#### DATASET ####

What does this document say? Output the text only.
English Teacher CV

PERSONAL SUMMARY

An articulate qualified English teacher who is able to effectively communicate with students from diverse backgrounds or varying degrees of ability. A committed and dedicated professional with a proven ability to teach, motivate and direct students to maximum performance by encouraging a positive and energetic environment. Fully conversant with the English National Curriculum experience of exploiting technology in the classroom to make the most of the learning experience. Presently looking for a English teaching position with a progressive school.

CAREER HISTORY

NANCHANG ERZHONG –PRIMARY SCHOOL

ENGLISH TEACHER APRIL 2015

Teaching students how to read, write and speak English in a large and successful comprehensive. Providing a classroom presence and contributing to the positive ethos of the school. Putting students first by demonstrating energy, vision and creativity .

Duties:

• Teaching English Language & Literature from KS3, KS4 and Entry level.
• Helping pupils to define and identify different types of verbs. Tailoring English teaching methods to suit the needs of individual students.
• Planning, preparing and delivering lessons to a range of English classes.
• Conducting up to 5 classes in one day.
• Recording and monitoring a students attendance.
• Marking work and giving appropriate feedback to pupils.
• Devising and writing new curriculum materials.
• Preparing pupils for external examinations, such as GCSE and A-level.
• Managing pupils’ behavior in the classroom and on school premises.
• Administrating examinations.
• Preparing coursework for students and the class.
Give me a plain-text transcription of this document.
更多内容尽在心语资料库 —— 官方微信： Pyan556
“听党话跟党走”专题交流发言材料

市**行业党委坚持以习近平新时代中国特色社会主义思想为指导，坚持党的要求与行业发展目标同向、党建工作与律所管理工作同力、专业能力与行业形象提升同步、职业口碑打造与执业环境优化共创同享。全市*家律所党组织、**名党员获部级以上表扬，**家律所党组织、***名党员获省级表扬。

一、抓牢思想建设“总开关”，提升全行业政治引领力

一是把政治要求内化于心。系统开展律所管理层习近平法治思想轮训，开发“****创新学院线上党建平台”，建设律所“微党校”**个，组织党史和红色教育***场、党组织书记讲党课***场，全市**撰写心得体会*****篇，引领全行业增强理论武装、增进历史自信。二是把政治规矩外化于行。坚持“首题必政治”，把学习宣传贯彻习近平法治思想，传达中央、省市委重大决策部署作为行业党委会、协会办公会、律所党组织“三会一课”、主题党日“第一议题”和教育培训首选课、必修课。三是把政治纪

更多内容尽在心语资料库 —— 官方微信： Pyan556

####

**EXERCISE REQUIREMENTS:**
Repeat exactly, and only, the lines from the line with "Give me a plain-text" through the end of the listing above, both ends included.

**REPLY:**
Give me a plain-text transcription of this document.
更多内容尽在心语资料库 —— 官方微信： Pyan556
“听党话跟党走”专题交流发言材料

市**行业党委坚持以习近平新时代中国特色社会主义思想为指导，坚持党的要求与行业发展目标同向、党建工作与律所管理工作同力、专业能力与行业形象提升同步、职业口碑打造与执业环境优化共创同享。全市*家律所党组织、**名党员获部级以上表扬，**家律所党组织、***名党员获省级表扬。

一、抓牢思想建设“总开关”，提升全行业政治引领力

一是把政治要求内化于心。系统开展律所管理层习近平法治思想轮训，开发“****创新学院线上党建平台”，建设律所“微党校”**个，组织党史和红色教育***场、党组织书记讲党课***场，全市**撰写心得体会*****篇，引领全行业增强理论武装、增进历史自信。二是把政治规矩外化于行。坚持“首题必政治”，把学习宣传贯彻习近平法治思想，传达中央、省市委重大决策部署作为行业党委会、协会办公会、律所党组织“三会一课”、主题党日“第一议题”和教育培训首选课、必修课。三是把政治纪

更多内容尽在心语资料库 —— 官方微信： Pyan556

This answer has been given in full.